• What is expected: Select, from the material below, each line with "entries" in it.

· · ·

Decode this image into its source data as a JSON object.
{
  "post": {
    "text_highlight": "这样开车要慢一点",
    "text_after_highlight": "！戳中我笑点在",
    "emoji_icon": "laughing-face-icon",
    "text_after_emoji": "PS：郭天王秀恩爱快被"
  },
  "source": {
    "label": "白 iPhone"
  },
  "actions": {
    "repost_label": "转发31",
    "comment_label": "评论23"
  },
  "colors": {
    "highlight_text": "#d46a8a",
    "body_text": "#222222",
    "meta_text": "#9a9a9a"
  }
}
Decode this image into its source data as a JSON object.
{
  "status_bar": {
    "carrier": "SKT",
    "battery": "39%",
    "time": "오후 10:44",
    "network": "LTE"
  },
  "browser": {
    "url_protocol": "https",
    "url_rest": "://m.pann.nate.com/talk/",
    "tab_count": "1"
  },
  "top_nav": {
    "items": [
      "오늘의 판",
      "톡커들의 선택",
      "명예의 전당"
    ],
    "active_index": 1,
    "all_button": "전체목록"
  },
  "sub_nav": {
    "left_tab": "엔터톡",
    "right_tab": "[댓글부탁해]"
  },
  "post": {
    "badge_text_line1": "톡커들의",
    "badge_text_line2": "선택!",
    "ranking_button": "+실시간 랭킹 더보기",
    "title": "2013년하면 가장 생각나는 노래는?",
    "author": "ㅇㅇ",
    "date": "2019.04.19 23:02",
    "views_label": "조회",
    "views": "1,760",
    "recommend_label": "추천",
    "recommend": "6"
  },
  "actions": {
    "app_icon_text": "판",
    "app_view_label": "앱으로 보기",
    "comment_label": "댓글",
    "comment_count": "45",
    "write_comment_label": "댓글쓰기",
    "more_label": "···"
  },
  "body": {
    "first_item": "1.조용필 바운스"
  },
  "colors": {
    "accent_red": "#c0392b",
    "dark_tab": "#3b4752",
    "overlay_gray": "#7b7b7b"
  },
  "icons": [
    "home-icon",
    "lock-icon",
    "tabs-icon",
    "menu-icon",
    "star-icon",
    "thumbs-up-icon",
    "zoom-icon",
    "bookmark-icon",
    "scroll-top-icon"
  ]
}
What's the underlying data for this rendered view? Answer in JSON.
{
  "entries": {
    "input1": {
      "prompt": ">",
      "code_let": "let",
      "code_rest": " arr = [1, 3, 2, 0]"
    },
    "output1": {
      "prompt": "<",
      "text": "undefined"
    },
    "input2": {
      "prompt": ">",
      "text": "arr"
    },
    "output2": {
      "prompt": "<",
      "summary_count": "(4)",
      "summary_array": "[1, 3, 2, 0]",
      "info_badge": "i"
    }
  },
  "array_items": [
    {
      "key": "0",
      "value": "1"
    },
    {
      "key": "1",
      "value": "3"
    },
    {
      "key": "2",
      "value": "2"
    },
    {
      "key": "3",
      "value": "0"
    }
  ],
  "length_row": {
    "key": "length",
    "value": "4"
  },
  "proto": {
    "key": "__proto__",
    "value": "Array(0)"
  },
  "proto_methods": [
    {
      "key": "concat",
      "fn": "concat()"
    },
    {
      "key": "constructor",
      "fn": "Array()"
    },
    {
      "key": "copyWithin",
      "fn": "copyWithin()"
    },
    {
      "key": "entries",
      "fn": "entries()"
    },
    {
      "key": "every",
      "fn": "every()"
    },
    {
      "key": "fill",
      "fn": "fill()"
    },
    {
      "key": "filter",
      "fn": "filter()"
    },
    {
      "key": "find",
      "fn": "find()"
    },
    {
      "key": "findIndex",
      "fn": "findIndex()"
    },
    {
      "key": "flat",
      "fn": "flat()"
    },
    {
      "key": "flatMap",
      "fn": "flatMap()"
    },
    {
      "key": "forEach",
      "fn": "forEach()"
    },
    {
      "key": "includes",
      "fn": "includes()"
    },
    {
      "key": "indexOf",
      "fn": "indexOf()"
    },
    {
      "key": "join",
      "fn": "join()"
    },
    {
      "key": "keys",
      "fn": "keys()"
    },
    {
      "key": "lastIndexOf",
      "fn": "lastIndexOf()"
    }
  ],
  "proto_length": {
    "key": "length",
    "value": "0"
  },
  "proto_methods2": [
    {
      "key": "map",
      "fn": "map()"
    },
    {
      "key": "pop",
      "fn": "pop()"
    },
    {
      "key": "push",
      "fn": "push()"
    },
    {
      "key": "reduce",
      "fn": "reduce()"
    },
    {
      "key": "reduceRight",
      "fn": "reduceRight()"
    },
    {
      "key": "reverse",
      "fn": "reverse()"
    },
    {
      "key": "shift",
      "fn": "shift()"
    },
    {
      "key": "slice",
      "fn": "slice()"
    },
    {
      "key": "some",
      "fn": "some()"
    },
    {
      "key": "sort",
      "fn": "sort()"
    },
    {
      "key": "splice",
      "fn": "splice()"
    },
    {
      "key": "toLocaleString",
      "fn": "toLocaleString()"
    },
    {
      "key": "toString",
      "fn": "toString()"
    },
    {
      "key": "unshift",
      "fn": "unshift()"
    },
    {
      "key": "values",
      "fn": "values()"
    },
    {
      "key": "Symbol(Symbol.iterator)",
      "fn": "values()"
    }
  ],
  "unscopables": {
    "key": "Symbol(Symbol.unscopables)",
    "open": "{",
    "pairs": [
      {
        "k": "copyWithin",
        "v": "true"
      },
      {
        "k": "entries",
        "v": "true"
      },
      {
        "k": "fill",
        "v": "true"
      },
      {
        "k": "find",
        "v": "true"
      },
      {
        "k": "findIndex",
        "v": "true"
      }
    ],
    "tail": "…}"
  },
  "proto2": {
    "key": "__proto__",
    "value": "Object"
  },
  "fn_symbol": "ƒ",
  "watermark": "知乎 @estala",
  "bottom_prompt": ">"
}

· · ·

• Solution for this task:
  "entries": {
      "key": "entries",
      "fn": "entries()"
        "k": "entries",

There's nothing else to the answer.